━━━━━ Entries provided

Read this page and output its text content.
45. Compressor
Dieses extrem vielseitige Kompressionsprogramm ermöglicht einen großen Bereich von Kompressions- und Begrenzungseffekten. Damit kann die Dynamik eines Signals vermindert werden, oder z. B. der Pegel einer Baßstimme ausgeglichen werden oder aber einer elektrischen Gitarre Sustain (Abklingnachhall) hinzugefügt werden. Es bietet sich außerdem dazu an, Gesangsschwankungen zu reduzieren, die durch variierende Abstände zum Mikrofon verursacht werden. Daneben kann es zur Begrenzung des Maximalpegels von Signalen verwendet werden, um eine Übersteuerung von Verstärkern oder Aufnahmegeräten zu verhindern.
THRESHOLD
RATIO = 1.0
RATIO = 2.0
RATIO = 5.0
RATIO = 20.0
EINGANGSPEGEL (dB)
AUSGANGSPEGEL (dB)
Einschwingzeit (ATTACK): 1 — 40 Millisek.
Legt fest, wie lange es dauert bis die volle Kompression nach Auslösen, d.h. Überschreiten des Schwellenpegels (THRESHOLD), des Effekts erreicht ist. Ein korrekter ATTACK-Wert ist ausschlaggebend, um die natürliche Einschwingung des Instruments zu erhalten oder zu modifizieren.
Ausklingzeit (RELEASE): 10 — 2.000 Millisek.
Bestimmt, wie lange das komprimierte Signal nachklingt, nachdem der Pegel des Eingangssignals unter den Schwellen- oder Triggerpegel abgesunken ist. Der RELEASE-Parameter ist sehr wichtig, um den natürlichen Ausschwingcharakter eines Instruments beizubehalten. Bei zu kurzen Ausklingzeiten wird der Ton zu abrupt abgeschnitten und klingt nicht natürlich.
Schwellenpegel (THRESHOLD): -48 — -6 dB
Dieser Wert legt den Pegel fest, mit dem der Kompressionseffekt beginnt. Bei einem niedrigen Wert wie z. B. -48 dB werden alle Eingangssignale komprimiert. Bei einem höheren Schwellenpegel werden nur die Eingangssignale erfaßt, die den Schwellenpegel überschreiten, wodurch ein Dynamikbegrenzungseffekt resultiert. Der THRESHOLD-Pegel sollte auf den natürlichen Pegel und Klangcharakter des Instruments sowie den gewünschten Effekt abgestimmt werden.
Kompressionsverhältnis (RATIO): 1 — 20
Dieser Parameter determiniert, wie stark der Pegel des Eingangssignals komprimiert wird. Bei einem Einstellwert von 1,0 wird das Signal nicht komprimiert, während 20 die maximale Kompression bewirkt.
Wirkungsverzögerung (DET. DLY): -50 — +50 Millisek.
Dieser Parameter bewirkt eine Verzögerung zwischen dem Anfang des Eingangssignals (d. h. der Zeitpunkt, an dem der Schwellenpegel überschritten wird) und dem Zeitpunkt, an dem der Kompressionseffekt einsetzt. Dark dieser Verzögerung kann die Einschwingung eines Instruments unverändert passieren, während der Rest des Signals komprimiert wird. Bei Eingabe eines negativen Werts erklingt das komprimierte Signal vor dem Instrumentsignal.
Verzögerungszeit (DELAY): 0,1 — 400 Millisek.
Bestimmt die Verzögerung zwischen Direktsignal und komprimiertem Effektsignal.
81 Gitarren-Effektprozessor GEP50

━━━━━━━━━━

State, as a number only, how many lines in the entries include "RELEASE".

**Answer in full:**
2